━━ Extracted material ━━
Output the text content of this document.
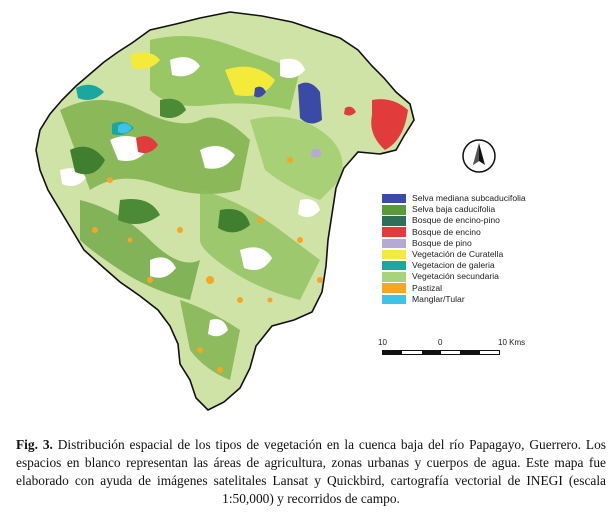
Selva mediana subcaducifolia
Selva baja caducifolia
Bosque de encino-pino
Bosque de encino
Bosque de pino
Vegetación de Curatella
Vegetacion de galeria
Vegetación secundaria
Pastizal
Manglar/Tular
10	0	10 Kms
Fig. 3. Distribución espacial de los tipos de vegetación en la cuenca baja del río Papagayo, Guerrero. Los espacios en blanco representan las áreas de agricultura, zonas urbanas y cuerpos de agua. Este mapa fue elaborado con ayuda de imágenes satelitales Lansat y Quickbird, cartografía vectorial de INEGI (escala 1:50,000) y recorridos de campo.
━━━
━━ Extracted material ━━
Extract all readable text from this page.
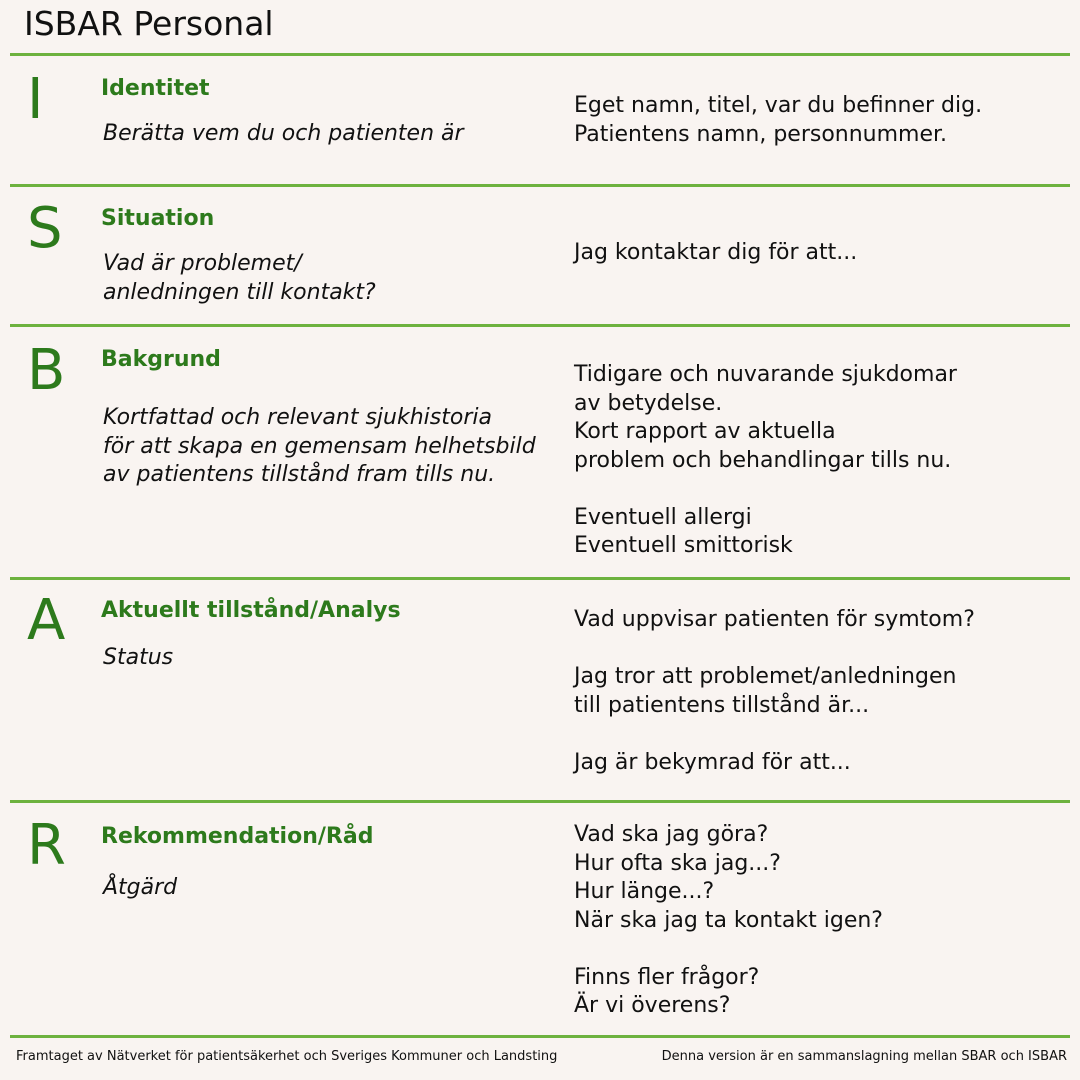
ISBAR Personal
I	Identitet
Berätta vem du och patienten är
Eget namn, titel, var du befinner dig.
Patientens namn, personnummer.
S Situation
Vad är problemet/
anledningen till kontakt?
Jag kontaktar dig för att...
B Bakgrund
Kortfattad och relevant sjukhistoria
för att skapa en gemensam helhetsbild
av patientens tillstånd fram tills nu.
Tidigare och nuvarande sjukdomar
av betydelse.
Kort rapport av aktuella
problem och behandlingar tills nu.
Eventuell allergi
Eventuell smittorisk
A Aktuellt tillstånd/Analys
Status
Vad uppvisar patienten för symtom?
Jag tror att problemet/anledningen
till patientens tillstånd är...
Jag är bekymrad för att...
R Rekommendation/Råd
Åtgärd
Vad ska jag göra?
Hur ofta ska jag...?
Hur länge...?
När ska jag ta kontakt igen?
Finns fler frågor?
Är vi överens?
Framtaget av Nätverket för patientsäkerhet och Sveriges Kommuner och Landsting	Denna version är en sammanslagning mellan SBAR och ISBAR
━━━
Task brief:
Locate all lines in the listing above with the word "ISBAR". Copy them.

Written answer:
ISBAR Personal
Framtaget av Nätverket för patientsäkerhet och Sveriges Kommuner och Landsting	Denna version är en sammanslagning mellan SBAR och ISBAR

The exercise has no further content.